=== Input material ===

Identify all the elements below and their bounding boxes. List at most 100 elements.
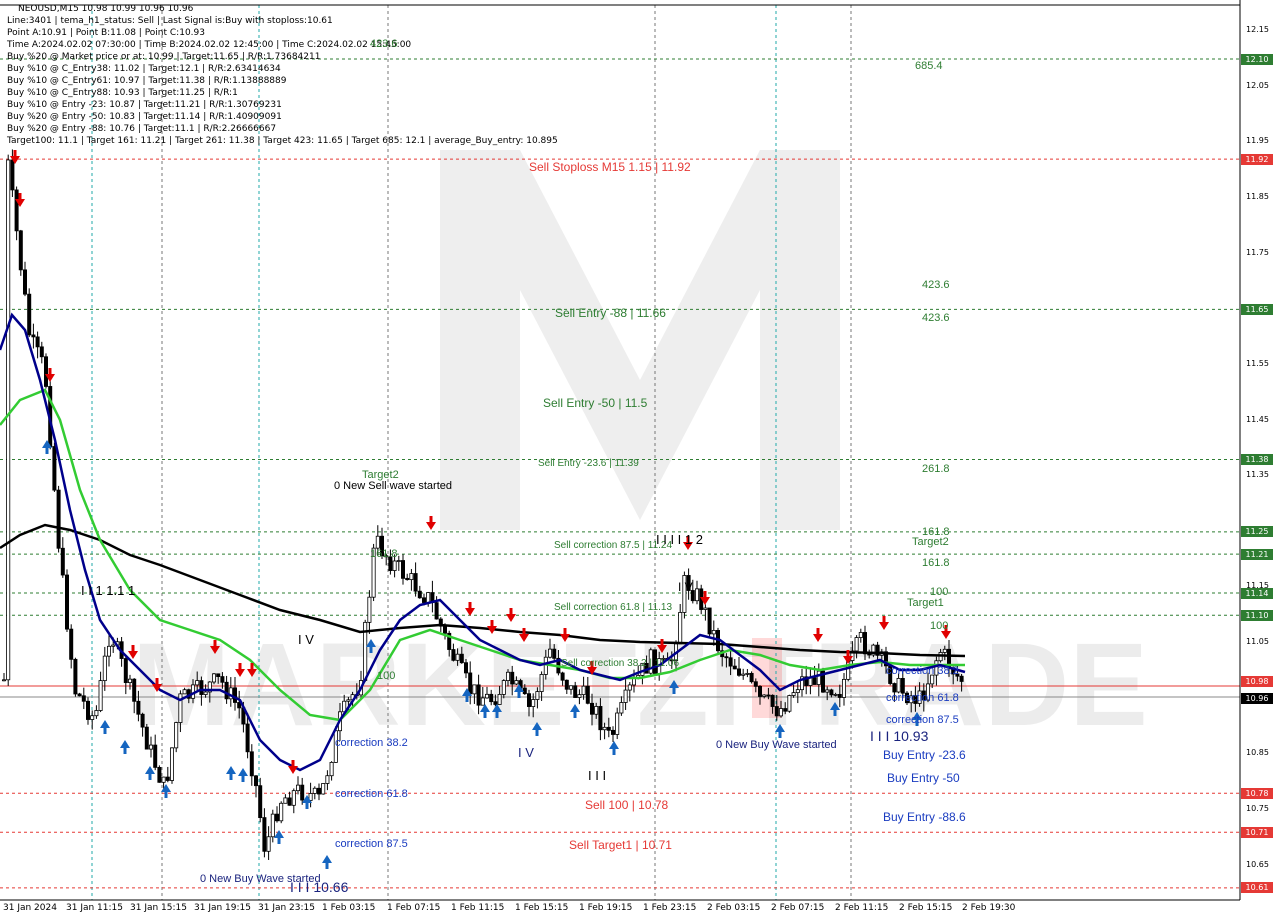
level-label: Sell Entry -23.6 | 11.39 [538,458,639,469]
candle-body [531,699,536,707]
candle-body [325,775,330,784]
candle-body [711,630,716,635]
time-tick-label: 1 Feb 07:15 [387,903,441,913]
price-tick-label: 11.75 [1246,247,1269,257]
candle-body [39,346,44,358]
price-tick-label: 11.35 [1246,470,1269,480]
wave-label: I V [518,745,534,760]
wave-label: 0 New Buy Wave started [716,739,837,751]
candle-body [262,817,267,852]
candle-body [489,693,494,703]
info-line: Line:3401 | tema_h1_status: Sell | Last … [7,16,333,26]
candle-body [232,687,237,703]
fib-level-label: 161.8 [370,548,398,560]
candle-body [896,678,901,693]
candle-body [543,656,548,675]
candle-body [169,747,174,781]
price-level-tag: 11.38 [1241,454,1273,465]
candle-body [842,678,847,698]
candle-body [942,648,947,653]
candle-body [745,672,750,675]
level-label: Sell correction 61.8 | 11.13 [554,602,673,613]
candle-body [392,560,397,571]
price-tick-label: 10.75 [1246,803,1269,813]
candle-body [346,699,351,702]
price-level-tag: 10.78 [1241,787,1273,799]
price-level-tag: 10.96 [1241,692,1273,704]
candle-body [295,784,300,792]
info-line: Buy %20 @ Entry -88: 10.76 | Target:11.1… [7,124,277,134]
wave-label: I V [298,632,314,647]
time-tick-label: 1 Feb 23:15 [643,903,697,913]
candle-body [854,637,859,652]
candle-body [728,657,733,667]
candle-body [703,607,708,610]
candle-body [2,679,7,682]
candle-body [405,577,410,581]
candle-body [581,685,586,696]
candle-body [27,293,32,336]
price-level-tag: 11.92 [1241,153,1273,165]
candle-body [270,813,275,838]
candle-body [81,695,86,702]
candle-body [195,680,200,686]
price-level-tag: 10.61 [1241,882,1273,894]
candle-body [707,607,712,635]
price-tick-label: 10.85 [1246,748,1269,758]
level-label: Sell correction 87.5 | 11.24 [554,540,673,551]
candle-body [560,672,565,681]
candle-body [510,671,515,685]
candle-body [421,597,426,603]
fib-level-label: Target1 [907,597,944,609]
candle-body [724,656,729,659]
candle-body [86,700,91,720]
candle-body [552,648,557,659]
info-line: Buy %20 @ Market price or at: 10.99 | Ta… [7,52,321,62]
buy-entry-label: Buy Entry -50 [887,771,960,785]
candle-body [148,744,153,750]
candle-body [14,189,19,232]
candle-body [858,632,863,638]
candle-body [203,691,208,695]
candle-body [959,675,964,682]
info-line: Buy %10 @ C_Entry61: 10.97 | Target:11.3… [7,76,287,86]
candle-body [455,653,460,661]
candle-body [442,625,447,634]
buy-entry-label: correction 61.8 [886,692,959,704]
candle-body [279,802,284,822]
candle-body [783,708,788,712]
candle-body [329,762,334,777]
price-level-tag: 11.10 [1241,609,1273,621]
info-line: Buy %10 @ Entry -23: 10.87 | Target:11.2… [7,100,282,110]
candle-body [417,590,422,599]
symbol-header: NEOUSD,M15 10.98 10.99 10.96 10.96 [18,4,194,14]
time-tick-label: 2 Feb 11:15 [835,903,889,913]
candle-body [812,677,817,685]
candle-body [157,766,162,783]
candle-body [791,692,796,696]
watermark-text: MARKETZITRADE [132,619,1148,751]
wave-label: I I I 10.93 [870,728,929,744]
time-tick-label: 31 Jan 15:15 [130,903,187,913]
candle-body [94,710,99,717]
candle-body [375,535,380,549]
candle-body [598,706,603,731]
fib-level-label: 161.8 [922,557,950,569]
candle-body [31,334,36,338]
candle-body [770,694,775,707]
candle-body [535,691,540,700]
candle-body [539,674,544,692]
candle-body [65,574,70,630]
candle-body [216,673,221,677]
candle-body [77,693,82,697]
price-tick-label: 12.05 [1246,80,1269,90]
candle-body [900,678,905,694]
candle-body [249,751,254,777]
price-level-tag: 11.14 [1241,587,1273,599]
candle-body [472,684,477,695]
candle-body [476,684,481,706]
candle-body [274,813,279,822]
candle-body [107,645,112,657]
candle-body [140,713,145,728]
wave-label: I I I 10.66 [290,879,349,895]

===

§ Your goal:
Please pull out every line of the entries above that contains the string "tick", copying each one in full.

§ Final answer:
time-tick-label: 1 Feb 07:15 [387,903,441,913]
price-tick-label: 11.75 [1246,247,1269,257]
price-tick-label: 11.35 [1246,470,1269,480]
price-tick-label: 10.75 [1246,803,1269,813]
time-tick-label: 1 Feb 23:15 [643,903,697,913]
price-tick-label: 10.85 [1246,748,1269,758]
time-tick-label: 2 Feb 11:15 [835,903,889,913]
time-tick-label: 31 Jan 15:15 [130,903,187,913]
price-tick-label: 12.05 [1246,80,1269,90]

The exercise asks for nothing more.